## OBJECTIVE
Identify the lines that contain the string "grid", then copy each of them.

-*-*-

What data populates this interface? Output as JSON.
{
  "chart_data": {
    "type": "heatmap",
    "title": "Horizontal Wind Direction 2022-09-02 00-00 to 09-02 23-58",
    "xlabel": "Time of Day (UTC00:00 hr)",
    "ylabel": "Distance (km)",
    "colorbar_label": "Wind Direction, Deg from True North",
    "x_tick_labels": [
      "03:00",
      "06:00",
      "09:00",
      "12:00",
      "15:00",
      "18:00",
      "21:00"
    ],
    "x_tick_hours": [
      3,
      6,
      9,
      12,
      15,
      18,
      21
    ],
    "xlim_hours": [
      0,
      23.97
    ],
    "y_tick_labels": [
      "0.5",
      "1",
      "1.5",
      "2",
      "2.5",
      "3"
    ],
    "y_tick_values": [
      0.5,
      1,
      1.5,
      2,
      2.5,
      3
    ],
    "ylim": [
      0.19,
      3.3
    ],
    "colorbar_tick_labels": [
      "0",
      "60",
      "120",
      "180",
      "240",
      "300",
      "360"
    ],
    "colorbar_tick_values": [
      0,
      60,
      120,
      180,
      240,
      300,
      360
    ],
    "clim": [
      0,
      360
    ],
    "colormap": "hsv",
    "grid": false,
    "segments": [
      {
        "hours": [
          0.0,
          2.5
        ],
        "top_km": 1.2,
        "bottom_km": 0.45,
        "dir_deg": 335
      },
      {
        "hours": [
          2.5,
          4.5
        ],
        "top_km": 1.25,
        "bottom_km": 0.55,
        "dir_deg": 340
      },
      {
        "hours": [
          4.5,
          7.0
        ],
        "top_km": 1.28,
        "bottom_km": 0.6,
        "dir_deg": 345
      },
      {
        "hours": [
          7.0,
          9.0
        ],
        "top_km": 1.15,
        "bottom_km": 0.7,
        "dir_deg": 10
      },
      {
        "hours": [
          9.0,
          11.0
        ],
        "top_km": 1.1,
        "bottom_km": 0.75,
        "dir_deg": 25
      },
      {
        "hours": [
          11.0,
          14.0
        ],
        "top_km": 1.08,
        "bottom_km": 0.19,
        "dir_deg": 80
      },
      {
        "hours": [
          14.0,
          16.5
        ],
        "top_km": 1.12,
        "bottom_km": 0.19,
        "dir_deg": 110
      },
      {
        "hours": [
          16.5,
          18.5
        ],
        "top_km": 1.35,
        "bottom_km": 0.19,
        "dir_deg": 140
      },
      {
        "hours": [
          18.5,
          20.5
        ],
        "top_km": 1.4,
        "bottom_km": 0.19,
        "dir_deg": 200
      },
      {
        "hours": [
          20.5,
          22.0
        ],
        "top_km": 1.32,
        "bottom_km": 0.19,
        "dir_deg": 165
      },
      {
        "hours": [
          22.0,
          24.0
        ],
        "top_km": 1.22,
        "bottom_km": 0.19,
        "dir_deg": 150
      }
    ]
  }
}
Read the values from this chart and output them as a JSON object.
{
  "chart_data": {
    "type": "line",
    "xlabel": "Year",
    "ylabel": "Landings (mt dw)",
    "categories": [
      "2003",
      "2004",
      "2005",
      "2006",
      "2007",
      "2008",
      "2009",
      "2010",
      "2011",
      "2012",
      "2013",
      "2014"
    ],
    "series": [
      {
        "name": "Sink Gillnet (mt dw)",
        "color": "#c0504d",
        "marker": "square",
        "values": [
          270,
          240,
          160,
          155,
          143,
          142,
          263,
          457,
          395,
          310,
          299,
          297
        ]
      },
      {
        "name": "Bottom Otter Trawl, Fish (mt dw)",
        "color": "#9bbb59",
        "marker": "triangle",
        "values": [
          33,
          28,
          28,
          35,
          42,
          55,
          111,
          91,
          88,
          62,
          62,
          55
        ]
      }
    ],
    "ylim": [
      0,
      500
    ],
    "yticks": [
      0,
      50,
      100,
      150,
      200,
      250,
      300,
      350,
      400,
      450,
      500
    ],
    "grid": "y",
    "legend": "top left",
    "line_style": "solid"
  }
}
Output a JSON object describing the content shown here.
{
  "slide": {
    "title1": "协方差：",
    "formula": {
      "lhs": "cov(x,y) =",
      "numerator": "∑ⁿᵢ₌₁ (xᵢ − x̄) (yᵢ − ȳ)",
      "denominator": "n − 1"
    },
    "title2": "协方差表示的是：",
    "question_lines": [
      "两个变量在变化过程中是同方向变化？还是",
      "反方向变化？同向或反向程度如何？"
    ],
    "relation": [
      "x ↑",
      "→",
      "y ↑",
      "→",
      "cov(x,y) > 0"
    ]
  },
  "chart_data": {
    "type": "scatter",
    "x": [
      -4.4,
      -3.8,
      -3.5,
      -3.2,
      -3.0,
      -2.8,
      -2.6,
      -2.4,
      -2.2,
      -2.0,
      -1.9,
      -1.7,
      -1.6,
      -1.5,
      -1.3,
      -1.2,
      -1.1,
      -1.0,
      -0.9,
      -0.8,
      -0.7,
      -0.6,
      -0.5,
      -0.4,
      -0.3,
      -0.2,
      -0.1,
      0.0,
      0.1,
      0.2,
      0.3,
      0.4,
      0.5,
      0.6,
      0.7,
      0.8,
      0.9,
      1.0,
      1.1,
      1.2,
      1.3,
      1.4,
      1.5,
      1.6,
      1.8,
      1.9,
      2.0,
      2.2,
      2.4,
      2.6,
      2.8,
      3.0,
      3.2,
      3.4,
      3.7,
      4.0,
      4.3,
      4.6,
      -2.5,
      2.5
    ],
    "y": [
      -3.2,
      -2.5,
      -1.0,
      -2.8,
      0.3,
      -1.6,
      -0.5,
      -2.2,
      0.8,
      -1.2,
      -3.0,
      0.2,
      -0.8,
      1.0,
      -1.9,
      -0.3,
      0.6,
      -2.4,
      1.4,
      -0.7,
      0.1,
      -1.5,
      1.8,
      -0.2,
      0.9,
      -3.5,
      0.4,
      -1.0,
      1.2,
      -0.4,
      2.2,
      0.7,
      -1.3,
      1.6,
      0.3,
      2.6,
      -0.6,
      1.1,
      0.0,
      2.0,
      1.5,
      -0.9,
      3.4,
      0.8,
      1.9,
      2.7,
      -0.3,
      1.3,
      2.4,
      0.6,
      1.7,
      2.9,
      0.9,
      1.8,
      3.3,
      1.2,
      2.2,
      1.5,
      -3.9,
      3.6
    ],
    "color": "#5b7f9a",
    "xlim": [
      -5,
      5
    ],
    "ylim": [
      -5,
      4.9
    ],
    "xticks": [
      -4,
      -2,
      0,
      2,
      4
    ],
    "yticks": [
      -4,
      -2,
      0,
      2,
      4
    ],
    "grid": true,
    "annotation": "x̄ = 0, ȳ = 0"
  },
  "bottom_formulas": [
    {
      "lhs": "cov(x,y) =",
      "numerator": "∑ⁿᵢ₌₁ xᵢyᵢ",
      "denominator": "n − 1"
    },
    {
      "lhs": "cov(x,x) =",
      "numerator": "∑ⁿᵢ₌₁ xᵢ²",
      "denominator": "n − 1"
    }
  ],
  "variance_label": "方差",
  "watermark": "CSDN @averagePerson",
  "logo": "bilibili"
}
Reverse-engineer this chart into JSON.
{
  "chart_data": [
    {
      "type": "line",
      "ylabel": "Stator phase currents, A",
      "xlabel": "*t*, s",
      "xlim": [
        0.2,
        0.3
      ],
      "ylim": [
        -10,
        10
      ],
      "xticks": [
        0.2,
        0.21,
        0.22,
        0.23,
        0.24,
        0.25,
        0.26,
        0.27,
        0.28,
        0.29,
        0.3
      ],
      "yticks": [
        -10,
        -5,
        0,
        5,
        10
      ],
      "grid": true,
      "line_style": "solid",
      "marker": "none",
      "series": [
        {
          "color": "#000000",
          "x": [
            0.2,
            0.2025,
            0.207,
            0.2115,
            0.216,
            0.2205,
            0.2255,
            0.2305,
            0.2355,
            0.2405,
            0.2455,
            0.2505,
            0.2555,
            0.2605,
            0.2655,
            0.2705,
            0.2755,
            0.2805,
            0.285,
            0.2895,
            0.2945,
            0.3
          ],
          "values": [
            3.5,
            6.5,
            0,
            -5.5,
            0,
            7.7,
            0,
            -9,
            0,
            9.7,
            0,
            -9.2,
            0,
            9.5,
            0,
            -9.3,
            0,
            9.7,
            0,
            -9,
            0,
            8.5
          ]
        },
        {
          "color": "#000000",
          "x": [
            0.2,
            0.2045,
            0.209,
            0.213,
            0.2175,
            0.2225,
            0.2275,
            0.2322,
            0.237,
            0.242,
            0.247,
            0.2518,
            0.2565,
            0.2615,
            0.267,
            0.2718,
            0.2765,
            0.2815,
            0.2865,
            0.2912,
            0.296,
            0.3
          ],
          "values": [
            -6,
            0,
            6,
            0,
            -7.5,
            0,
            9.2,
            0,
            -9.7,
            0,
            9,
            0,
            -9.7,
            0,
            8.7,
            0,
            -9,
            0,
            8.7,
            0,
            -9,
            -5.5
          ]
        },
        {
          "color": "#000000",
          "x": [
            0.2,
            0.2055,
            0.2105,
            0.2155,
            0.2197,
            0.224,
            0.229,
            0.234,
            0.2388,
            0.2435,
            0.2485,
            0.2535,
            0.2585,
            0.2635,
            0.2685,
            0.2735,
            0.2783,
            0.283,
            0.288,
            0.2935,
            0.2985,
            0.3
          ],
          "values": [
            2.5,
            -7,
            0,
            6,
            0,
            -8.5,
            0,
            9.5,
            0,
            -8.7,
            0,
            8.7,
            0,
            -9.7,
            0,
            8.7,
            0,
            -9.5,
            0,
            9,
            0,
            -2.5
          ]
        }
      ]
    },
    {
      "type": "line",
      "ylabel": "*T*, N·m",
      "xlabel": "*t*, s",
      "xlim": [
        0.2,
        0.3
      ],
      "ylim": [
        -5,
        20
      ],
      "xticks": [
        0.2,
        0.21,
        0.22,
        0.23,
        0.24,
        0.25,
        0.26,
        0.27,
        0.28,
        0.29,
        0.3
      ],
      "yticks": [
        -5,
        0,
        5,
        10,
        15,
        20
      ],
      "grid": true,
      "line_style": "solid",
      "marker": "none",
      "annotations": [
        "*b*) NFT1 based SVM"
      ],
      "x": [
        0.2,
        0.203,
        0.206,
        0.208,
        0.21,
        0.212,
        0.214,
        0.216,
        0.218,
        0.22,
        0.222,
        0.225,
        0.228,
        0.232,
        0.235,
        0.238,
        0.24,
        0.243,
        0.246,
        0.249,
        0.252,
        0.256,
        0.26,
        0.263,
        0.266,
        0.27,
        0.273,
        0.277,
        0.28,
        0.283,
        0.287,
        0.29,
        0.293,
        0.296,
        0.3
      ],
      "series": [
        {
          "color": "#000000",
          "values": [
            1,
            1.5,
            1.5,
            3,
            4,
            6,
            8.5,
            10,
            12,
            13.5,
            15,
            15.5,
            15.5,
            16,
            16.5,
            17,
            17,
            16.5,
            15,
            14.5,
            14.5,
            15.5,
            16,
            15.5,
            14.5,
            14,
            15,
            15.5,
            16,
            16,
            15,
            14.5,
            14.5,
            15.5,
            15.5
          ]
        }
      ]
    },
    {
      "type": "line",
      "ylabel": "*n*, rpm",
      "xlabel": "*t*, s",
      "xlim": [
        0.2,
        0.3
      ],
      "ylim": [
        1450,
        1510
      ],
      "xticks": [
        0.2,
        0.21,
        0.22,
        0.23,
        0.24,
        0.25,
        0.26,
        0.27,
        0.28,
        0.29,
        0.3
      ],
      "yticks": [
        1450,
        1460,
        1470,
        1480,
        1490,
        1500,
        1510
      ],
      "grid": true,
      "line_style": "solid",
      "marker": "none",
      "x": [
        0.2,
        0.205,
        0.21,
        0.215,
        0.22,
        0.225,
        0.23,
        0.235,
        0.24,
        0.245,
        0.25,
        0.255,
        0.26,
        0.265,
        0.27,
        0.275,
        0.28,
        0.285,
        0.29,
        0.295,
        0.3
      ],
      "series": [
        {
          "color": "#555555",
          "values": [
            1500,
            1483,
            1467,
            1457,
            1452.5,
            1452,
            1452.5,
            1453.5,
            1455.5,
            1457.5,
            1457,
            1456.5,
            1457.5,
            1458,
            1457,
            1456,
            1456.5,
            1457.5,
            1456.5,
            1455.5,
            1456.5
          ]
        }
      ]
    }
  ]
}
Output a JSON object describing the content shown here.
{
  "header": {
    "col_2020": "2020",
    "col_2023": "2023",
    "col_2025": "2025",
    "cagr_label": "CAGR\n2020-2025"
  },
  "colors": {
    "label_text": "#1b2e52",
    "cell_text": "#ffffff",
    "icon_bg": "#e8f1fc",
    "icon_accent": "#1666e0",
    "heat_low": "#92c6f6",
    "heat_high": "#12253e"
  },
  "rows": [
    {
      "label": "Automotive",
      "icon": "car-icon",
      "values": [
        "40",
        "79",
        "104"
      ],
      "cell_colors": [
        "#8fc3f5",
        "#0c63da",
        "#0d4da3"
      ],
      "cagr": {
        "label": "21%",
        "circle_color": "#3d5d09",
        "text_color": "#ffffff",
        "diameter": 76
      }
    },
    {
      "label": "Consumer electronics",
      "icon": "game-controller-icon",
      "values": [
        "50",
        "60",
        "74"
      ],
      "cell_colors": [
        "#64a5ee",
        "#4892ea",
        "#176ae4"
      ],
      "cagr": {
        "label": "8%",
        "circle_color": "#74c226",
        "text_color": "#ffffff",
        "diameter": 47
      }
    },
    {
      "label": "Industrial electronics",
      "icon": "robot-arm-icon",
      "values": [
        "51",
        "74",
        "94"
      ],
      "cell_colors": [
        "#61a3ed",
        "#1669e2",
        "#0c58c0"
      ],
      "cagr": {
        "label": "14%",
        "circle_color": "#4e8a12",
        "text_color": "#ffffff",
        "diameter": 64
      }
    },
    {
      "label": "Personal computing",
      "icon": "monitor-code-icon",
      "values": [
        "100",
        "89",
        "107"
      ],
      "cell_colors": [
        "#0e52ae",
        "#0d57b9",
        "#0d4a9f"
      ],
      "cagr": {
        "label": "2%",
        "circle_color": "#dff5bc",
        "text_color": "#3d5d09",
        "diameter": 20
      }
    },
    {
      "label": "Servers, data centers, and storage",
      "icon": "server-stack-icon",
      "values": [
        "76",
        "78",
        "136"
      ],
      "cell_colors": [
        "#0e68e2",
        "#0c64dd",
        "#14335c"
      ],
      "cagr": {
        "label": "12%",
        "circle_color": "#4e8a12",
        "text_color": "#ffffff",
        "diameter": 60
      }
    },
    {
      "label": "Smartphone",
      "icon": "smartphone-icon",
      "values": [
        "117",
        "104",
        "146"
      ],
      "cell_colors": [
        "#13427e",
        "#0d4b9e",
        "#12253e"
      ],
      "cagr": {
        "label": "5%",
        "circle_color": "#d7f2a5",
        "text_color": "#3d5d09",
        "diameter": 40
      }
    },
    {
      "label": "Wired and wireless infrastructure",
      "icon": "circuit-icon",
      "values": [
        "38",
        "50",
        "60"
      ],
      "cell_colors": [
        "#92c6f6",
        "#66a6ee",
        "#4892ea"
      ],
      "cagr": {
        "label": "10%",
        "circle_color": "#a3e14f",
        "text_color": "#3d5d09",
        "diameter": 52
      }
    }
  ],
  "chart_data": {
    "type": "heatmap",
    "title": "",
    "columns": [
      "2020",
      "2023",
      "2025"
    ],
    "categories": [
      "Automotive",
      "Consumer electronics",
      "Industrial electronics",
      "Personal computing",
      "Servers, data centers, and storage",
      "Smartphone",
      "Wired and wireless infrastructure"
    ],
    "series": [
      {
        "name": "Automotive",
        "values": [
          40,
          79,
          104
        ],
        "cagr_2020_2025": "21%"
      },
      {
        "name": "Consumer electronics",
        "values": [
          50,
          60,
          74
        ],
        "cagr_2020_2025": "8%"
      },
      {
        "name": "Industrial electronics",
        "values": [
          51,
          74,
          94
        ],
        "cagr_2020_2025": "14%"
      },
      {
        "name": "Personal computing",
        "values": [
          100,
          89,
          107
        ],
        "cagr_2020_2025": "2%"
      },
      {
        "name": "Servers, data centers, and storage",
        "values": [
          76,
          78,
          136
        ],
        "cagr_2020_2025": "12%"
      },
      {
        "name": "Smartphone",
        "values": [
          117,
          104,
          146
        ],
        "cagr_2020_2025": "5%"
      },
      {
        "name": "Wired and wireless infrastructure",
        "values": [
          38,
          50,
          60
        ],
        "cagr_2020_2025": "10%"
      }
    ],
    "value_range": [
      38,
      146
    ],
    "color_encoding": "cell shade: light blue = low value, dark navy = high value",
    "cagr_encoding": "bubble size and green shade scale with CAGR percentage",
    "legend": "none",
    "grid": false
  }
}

-*-*-

## EXERCISE ANSWER
    "grid": false,
    "grid": "y",
    "grid": true,
      "grid": true,
      "grid": true,
      "grid": true,
    "grid": false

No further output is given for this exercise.